→ Brief
Leave out any pictures and transcribe all other data below exactly.

• • • •

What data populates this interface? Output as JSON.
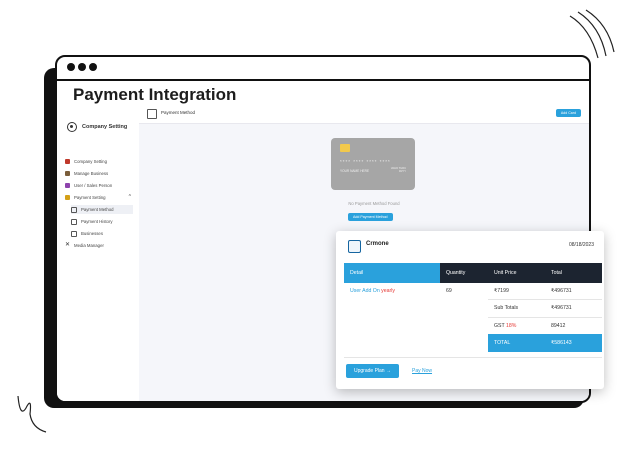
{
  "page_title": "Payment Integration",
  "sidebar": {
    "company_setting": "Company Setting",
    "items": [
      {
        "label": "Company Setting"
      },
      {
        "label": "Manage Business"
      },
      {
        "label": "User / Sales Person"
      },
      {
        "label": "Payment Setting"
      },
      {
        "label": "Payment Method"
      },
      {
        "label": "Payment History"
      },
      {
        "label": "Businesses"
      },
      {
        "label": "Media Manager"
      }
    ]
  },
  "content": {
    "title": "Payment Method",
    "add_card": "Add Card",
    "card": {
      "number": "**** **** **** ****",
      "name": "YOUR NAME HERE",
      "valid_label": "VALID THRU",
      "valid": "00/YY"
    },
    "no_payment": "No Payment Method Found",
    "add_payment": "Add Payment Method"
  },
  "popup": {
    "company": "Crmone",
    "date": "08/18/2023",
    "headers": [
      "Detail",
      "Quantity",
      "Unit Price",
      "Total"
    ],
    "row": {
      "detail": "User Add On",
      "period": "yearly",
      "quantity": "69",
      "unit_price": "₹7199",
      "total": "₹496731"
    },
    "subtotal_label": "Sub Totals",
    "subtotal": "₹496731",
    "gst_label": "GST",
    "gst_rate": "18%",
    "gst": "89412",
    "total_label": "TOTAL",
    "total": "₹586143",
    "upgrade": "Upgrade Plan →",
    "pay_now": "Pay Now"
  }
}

• • • •

→ Exercise answer
What data populates this interface? Output as JSON.
{
  "page_title": "Payment Integration",
  "sidebar": {
    "company_setting": "Company Setting",
    "items": [
      {
        "label": "Company Setting"
      },
      {
        "label": "Manage Business"
      },
      {
        "label": "User / Sales Person"
      },
      {
        "label": "Payment Setting"
      },
      {
        "label": "Payment Method"
      },
      {
        "label": "Payment History"
      },
      {
        "label": "Businesses"
      },
      {
        "label": "Media Manager"
      }
    ]
  },
  "content": {
    "title": "Payment Method",
    "add_card": "Add Card",
    "card": {
      "number": "**** **** **** ****",
      "name": "YOUR NAME HERE",
      "valid_label": "VALID THRU",
      "valid": "00/YY"
    },
    "no_payment": "No Payment Method Found",
    "add_payment": "Add Payment Method"
  },
  "popup": {
    "company": "Crmone",
    "date": "08/18/2023",
    "headers": [
      "Detail",
      "Quantity",
      "Unit Price",
      "Total"
    ],
    "row": {
      "detail": "User Add On",
      "period": "yearly",
      "quantity": "69",
      "unit_price": "₹7199",
      "total": "₹496731"
    },
    "subtotal_label": "Sub Totals",
    "subtotal": "₹496731",
    "gst_label": "GST",
    "gst_rate": "18%",
    "gst": "89412",
    "total_label": "TOTAL",
    "total": "₹586143",
    "upgrade": "Upgrade Plan →",
    "pay_now": "Pay Now"
  }
}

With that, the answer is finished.